> _Selected text_:
143 20150523 Prom Not

Carthago Delenda Est

     While working on another story recently, I realized that I could remember something that a classmate wrote in my yearbook from 1971 without having to go look it up! So then I started wondering if I could remember any other yearbook comments after all these years, and several came to mind.
     Cheryl's entry will stick with me forever. In my sophomore yearbook, she wrote, “you are a sweat girl”. I gave Cheryl the benefit of the doubt when I read the note – thinking she accidentally spelled “sweet” incorrectly. But Mom saw it and laughed and laughed – either I was being told I sweat a lot, or I was hanging around with a friend who did not know how to spell “sweet.” Now when I think of yearbook messages, “you are a sweat girl” instantly comes to mind.
     Jeff was in many of my classes over the years of junior and high school. I think it was junior year I sat behind him in English class. He wrote in my yearbook, “I hope you have enjoyed looking at my back as much as I have enjoyed looking at your front!” I did not pay any attention to his comment until, again, my mother wanted to know who Jeff was and what he meant with that remark? After I figured out that the comment had to do with my sitting behind him in class, it made sense. And he was not making an affront to my front – Jeff was just being clever and sweet. Wish I had told him at the time how much I appreciated the comment – who could have guessed I'd still remember it after all these years?

> _Task to carry out_: Copy the yearbook essay from "While working on" to "comes to mind.", and substitute "freshman" for every "sophomore".

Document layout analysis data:

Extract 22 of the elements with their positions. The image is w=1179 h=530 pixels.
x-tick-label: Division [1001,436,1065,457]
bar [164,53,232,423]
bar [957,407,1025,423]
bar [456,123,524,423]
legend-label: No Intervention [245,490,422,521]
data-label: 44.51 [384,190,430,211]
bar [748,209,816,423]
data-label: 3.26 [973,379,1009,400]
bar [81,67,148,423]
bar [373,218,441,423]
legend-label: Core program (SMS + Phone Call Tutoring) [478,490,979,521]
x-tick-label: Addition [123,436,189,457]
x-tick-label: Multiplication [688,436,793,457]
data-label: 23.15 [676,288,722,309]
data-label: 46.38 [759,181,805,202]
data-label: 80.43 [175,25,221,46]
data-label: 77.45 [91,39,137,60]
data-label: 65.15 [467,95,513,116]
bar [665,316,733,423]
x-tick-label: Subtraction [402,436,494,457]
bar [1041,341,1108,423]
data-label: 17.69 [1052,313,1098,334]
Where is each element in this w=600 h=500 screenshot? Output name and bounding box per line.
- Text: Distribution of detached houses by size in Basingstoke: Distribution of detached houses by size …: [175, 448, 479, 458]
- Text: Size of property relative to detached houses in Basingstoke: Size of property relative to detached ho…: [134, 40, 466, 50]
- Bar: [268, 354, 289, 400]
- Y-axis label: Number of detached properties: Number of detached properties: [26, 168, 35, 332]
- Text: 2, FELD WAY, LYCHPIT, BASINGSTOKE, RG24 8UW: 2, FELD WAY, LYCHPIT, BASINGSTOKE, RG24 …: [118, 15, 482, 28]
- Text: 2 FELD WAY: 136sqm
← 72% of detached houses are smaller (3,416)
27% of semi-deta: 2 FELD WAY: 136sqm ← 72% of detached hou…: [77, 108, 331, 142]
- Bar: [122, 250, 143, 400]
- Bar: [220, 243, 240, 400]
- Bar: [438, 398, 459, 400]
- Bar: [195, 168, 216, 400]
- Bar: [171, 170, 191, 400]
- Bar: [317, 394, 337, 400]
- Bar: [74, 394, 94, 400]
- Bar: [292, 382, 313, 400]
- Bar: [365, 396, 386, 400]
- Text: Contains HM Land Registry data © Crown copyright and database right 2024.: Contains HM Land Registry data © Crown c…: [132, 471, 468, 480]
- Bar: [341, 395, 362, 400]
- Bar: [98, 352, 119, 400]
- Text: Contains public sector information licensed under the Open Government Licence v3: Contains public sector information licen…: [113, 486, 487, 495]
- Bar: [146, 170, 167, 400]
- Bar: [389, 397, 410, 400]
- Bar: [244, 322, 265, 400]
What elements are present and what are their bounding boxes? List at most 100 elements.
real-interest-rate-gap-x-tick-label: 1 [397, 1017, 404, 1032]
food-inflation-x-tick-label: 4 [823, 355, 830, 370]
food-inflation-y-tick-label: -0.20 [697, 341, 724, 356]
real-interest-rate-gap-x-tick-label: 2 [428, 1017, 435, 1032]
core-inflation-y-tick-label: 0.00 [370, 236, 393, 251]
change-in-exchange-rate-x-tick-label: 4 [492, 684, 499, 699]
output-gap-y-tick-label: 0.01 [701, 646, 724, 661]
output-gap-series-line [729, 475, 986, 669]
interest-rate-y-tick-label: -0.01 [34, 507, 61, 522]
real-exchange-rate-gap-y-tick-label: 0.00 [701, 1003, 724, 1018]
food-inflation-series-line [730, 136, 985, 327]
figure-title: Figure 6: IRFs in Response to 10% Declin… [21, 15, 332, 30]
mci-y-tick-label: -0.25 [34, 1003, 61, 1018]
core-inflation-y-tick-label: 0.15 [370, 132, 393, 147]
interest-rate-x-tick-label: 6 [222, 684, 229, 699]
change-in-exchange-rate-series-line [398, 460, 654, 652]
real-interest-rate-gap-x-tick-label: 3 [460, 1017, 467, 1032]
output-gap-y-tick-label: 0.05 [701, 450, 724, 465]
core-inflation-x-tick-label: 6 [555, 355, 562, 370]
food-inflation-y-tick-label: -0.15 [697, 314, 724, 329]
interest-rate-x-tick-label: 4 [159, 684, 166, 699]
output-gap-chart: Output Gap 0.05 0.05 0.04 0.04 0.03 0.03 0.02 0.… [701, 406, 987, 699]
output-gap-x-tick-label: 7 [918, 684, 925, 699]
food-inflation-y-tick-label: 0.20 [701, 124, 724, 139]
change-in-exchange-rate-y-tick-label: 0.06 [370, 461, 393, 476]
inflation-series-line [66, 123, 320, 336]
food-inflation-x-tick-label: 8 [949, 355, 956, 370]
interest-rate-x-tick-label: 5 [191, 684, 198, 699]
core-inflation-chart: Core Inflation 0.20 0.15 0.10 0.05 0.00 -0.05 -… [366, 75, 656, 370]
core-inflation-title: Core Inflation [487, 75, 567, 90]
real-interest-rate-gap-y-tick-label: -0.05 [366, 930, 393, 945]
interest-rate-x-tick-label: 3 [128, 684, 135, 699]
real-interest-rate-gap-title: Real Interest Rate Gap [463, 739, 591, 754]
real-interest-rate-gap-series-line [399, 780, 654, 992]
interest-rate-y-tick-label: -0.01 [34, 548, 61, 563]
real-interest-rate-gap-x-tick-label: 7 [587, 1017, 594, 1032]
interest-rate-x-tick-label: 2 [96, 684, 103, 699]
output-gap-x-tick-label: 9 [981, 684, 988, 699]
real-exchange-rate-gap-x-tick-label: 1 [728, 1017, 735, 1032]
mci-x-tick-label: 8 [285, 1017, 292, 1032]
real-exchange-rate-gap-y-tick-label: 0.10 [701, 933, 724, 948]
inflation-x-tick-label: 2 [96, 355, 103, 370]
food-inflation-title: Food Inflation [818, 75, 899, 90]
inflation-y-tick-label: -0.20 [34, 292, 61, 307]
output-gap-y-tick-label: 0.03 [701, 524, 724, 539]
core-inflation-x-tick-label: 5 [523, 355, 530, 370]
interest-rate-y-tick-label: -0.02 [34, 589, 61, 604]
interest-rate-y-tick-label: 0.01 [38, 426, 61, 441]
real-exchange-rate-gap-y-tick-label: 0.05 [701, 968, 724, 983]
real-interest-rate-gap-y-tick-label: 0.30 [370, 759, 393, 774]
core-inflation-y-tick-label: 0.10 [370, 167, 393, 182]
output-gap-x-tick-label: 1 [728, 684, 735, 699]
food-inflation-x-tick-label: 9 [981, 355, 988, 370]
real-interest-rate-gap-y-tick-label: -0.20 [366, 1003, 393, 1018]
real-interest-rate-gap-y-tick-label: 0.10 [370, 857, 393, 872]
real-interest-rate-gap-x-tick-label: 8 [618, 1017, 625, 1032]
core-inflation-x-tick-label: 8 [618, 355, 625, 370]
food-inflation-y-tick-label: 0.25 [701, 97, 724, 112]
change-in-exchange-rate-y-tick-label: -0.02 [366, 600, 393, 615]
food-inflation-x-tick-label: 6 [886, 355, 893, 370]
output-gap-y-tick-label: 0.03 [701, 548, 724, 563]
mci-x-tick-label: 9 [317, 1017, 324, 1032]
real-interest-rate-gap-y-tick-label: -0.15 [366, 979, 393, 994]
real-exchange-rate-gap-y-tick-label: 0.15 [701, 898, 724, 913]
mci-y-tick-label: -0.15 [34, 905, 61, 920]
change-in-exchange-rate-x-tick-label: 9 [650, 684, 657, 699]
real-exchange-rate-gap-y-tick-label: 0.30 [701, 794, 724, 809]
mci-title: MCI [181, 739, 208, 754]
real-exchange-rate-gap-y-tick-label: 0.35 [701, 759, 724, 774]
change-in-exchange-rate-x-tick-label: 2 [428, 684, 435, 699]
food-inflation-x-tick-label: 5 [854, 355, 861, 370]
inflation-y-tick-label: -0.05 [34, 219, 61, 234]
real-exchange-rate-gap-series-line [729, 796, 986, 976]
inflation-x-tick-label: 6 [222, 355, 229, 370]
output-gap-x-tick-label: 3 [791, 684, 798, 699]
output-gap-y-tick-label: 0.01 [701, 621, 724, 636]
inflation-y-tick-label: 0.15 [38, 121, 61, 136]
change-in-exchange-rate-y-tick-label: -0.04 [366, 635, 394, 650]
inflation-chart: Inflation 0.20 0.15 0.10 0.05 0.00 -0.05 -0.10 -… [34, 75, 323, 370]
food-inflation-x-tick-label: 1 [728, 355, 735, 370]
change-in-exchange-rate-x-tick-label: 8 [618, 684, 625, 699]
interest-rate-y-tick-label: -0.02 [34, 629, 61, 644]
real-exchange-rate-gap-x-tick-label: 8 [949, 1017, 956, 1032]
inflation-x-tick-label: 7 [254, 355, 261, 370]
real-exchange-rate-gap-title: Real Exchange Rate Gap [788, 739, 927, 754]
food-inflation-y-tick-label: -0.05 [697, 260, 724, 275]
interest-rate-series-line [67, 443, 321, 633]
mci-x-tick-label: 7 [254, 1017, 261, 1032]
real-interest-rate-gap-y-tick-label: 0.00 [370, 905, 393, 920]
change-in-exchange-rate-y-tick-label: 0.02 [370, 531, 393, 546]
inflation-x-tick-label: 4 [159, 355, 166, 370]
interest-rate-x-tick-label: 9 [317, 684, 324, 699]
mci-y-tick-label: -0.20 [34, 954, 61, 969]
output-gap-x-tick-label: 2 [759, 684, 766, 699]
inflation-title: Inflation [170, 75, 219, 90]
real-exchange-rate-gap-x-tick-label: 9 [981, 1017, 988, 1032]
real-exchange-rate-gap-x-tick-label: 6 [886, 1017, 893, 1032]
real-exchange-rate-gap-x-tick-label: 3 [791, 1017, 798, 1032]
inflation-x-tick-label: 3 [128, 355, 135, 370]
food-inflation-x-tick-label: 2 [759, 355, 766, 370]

> _Answer section_:
While working on another story recently, I realized that I could remember something that a classmate wrote in my yearbook from 1971 without having to go look it up! So then I started wondering if I could remember any other yearbook comments after all these years, and several came to mind.
     Cheryl's entry will stick with me forever. In my freshman yearbook, she wrote, “you are a sweat girl”. I gave Cheryl the benefit of the doubt when I read the note – thinking she accidentally spelled “sweet” incorrectly. But Mom saw it and laughed and laughed – either I was being told I sweat a lot, or I was hanging around with a friend who did not know how to spell “sweet.” Now when I think of yearbook messages, “you are a sweat girl” instantly comes to mind.